Note each line where "text" appears, and copy it.

----- DATA RECORDS -----

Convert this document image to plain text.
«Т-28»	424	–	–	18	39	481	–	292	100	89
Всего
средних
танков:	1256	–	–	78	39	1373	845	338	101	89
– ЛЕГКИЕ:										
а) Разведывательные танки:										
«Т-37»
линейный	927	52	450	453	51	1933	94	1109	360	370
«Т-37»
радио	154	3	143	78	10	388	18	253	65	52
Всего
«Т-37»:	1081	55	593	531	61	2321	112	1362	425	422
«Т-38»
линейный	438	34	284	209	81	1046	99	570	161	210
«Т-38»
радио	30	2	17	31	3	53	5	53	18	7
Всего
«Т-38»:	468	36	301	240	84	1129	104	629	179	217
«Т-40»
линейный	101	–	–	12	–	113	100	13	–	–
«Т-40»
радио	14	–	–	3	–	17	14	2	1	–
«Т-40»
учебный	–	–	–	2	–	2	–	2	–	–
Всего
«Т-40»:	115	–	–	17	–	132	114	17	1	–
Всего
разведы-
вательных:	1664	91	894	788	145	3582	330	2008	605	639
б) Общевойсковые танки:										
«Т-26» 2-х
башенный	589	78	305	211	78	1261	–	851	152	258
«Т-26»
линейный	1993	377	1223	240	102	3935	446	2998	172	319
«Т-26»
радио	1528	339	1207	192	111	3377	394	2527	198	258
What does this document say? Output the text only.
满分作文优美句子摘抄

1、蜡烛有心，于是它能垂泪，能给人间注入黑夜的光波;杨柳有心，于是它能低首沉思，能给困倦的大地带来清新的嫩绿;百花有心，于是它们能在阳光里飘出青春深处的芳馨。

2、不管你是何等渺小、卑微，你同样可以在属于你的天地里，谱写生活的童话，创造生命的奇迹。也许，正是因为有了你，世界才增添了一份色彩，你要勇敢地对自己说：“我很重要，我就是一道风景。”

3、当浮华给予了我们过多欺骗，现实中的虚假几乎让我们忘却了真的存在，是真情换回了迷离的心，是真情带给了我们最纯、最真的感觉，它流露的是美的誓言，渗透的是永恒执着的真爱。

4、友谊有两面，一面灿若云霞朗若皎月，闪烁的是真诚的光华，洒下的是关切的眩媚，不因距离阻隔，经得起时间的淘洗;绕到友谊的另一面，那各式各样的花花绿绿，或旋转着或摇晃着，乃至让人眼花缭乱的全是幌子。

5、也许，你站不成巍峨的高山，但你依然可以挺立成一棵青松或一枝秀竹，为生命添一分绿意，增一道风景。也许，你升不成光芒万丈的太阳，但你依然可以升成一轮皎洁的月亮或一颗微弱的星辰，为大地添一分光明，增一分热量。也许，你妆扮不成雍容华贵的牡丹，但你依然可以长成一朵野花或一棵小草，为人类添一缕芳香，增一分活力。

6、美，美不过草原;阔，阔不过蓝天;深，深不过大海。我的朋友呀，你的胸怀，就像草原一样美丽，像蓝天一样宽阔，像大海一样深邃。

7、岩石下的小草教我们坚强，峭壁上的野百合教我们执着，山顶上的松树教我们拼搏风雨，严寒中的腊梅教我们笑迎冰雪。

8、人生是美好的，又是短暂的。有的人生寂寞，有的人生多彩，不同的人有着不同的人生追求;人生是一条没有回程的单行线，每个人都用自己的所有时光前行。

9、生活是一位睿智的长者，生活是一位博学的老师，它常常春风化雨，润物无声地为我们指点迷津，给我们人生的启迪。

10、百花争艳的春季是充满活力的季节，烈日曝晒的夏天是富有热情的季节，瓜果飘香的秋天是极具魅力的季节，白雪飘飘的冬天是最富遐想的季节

-----

▸ **EXERCISE ANSWER**:
Convert this document image to plain text.
What does this document say? Output the text only.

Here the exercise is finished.